▶ [WHAT THE TASK ASKS]
Copy every line with the string "region" in it.

******

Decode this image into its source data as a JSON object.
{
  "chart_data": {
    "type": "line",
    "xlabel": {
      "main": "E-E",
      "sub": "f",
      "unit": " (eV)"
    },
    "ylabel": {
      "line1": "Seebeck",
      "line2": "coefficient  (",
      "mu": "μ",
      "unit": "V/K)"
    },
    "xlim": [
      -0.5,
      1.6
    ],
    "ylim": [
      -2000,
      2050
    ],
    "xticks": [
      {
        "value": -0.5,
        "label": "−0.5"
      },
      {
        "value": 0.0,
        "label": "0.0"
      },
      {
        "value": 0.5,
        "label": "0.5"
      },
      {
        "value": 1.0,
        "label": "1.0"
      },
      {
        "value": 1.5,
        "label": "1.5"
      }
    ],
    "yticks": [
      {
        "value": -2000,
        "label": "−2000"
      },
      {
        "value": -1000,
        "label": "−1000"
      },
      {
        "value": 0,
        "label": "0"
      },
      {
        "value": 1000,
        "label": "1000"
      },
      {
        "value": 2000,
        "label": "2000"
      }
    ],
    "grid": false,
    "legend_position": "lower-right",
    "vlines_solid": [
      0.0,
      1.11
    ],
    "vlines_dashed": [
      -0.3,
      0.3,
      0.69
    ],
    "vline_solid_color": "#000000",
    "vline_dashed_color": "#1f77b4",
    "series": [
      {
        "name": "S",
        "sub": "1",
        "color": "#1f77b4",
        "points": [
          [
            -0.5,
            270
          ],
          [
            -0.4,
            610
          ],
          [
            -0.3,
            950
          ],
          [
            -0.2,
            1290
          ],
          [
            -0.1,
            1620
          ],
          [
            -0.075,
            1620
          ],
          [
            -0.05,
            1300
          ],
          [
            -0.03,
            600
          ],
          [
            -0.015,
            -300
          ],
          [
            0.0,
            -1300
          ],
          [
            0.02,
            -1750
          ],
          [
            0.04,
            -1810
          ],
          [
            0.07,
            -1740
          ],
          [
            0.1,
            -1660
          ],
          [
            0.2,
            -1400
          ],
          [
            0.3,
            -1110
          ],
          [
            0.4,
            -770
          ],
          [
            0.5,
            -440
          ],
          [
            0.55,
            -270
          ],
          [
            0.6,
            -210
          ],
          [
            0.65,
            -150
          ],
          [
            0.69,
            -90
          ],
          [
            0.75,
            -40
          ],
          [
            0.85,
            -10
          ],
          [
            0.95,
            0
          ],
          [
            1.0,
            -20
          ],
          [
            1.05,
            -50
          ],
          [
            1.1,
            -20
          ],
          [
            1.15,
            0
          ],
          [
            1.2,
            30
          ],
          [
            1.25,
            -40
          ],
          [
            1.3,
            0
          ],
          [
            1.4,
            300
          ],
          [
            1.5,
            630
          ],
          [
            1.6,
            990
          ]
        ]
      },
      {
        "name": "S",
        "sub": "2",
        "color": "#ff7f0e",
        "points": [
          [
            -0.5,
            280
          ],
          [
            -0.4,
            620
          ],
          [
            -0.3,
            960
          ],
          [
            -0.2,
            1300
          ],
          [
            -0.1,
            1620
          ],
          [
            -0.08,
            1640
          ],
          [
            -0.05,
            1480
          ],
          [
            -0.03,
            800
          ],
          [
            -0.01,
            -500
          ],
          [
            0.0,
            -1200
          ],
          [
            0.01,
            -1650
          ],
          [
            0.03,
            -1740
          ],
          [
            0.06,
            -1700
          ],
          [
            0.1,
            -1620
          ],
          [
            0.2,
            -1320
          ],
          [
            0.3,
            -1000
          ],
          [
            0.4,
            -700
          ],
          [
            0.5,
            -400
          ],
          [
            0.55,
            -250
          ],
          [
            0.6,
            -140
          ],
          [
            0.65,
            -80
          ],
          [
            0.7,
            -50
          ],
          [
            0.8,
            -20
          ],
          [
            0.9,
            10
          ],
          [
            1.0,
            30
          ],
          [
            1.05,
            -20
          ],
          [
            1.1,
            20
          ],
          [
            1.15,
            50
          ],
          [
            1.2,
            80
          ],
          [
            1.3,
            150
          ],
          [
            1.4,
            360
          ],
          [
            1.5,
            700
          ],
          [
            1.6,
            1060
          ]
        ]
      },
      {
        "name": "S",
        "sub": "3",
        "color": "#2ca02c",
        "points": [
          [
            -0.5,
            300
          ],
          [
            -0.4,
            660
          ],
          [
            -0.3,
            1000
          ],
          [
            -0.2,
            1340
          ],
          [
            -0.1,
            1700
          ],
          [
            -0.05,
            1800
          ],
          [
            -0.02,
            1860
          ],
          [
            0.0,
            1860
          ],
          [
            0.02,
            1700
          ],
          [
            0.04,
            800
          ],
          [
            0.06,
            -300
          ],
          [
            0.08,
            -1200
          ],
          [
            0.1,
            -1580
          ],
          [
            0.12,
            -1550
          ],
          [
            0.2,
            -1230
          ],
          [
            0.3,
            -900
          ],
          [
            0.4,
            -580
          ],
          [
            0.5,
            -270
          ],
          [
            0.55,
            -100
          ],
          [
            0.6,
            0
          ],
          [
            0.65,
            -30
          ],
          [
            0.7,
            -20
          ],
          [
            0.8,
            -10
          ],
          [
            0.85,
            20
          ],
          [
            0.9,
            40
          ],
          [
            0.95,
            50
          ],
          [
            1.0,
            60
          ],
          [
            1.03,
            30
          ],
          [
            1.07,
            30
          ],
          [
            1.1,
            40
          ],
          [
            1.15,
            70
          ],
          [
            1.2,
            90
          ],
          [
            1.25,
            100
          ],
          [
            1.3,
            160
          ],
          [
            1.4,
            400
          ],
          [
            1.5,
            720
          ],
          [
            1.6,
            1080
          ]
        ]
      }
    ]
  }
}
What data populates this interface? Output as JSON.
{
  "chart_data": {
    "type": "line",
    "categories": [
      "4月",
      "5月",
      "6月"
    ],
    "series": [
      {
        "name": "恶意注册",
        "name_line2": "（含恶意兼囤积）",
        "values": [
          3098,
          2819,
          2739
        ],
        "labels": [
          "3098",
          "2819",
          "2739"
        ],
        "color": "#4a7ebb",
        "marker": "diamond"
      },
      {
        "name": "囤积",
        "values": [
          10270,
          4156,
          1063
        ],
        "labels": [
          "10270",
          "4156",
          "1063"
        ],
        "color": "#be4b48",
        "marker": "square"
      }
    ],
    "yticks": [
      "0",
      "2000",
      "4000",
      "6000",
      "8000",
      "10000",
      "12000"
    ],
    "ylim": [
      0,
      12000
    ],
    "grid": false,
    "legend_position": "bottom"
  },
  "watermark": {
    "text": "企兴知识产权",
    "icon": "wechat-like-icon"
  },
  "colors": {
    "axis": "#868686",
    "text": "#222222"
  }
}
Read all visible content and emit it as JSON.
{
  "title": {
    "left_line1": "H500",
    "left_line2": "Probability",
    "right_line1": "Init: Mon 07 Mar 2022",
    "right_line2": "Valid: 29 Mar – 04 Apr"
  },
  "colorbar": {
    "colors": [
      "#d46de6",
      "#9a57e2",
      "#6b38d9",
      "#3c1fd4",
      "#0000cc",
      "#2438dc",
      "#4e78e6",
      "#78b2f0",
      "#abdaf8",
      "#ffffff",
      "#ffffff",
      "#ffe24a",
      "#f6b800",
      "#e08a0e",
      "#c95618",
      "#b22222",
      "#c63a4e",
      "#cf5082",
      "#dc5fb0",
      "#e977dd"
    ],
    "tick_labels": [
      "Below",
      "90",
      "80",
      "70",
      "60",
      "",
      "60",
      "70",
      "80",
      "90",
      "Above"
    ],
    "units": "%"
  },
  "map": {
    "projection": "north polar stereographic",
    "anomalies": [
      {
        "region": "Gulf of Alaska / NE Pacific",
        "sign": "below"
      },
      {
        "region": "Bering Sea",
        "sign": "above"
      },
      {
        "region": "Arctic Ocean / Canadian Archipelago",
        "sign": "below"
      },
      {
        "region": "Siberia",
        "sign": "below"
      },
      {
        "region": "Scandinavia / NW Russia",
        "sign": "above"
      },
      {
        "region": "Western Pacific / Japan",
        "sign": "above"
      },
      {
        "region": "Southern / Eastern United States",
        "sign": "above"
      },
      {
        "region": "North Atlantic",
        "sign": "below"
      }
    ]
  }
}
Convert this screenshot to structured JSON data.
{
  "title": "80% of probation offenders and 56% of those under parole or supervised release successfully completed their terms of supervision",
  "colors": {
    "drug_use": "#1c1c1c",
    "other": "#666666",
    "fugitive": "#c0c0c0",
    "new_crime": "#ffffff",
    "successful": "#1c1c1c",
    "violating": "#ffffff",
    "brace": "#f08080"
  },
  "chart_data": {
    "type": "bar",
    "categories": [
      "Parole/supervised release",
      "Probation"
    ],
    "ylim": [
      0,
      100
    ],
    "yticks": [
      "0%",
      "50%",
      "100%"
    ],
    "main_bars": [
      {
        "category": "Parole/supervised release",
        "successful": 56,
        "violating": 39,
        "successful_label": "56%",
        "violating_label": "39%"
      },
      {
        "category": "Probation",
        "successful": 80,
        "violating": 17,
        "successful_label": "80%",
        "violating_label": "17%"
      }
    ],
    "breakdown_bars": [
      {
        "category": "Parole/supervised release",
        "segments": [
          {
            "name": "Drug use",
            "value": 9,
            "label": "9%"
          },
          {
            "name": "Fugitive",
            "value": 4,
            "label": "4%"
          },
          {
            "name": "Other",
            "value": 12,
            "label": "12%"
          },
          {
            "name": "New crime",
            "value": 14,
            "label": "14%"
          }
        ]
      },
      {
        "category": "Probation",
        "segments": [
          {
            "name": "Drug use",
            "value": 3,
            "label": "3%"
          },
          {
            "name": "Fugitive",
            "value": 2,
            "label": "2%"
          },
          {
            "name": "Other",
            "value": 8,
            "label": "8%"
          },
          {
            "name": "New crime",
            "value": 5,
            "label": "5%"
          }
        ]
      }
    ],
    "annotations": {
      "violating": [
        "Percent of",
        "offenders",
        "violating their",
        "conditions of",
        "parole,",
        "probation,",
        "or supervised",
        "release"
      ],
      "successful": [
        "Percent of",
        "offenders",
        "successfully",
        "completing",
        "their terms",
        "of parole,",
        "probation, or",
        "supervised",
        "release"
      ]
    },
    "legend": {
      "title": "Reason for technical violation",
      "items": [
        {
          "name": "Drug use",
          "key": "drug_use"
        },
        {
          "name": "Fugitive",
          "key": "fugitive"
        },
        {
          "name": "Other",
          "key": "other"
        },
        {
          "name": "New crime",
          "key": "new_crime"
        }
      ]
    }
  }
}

******

▶ [EXERCISE OUTPUT]
        "region": "Gulf of Alaska / NE Pacific",
        "region": "Bering Sea",
        "region": "Arctic Ocean / Canadian Archipelago",
        "region": "Siberia",
        "region": "Scandinavia / NW Russia",
        "region": "Western Pacific / Japan",
        "region": "Southern / Eastern United States",
        "region": "North Atlantic",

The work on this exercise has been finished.